(Figure collection entries)
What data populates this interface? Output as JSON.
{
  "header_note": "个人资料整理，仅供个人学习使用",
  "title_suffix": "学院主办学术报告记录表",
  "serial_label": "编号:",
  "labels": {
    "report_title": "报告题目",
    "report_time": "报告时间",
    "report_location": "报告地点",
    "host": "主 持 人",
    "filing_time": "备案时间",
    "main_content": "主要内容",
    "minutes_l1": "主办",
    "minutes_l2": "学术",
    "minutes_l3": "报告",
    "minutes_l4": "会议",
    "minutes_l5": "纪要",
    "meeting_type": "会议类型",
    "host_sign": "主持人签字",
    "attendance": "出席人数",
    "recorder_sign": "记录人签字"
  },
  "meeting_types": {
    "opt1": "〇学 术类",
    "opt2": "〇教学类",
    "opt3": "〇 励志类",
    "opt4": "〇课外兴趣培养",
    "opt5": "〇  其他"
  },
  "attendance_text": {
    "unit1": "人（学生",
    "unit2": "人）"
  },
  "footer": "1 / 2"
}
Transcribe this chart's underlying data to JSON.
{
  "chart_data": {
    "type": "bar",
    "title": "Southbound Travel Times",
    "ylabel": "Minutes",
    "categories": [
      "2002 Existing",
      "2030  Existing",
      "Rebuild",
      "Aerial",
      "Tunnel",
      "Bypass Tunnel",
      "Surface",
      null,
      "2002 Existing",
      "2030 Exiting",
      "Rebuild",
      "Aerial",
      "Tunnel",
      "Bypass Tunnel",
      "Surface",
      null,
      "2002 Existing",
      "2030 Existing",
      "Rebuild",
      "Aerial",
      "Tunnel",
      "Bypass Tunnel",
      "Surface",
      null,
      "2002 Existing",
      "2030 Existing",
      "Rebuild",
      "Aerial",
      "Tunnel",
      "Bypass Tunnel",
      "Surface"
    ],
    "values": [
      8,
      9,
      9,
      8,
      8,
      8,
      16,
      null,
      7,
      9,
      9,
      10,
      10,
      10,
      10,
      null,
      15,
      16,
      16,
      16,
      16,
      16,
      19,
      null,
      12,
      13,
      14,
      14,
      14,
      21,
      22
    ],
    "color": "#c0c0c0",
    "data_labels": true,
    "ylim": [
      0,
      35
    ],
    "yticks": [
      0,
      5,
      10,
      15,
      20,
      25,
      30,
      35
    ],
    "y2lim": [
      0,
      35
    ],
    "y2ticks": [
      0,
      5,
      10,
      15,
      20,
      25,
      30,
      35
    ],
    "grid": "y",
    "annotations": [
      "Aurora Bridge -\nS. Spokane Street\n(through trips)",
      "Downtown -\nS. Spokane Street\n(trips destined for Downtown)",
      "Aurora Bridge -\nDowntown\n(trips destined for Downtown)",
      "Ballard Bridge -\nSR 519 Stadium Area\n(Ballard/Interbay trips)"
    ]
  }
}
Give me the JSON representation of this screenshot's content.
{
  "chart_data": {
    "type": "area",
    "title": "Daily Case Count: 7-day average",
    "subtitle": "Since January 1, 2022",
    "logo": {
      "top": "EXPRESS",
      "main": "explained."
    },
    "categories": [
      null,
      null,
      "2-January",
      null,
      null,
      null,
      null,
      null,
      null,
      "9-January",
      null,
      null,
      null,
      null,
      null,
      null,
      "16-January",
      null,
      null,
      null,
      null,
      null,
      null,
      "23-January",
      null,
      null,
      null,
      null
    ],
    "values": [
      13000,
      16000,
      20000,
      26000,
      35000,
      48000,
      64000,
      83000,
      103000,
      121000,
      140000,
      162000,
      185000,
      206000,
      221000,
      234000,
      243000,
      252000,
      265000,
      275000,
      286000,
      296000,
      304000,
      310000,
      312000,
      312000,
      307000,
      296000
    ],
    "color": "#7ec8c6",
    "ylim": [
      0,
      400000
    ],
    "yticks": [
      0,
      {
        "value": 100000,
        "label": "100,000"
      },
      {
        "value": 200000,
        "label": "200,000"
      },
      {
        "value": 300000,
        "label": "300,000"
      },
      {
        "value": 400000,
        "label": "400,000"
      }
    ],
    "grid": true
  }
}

- **Problem**:
Reproduce each line holding the word "Downtown".

- **Output for this exercise**:
      "Downtown -\nS. Spokane Street\n(trips destined for Downtown)",
      "Aurora Bridge -\nDowntown\n(trips destined for Downtown)",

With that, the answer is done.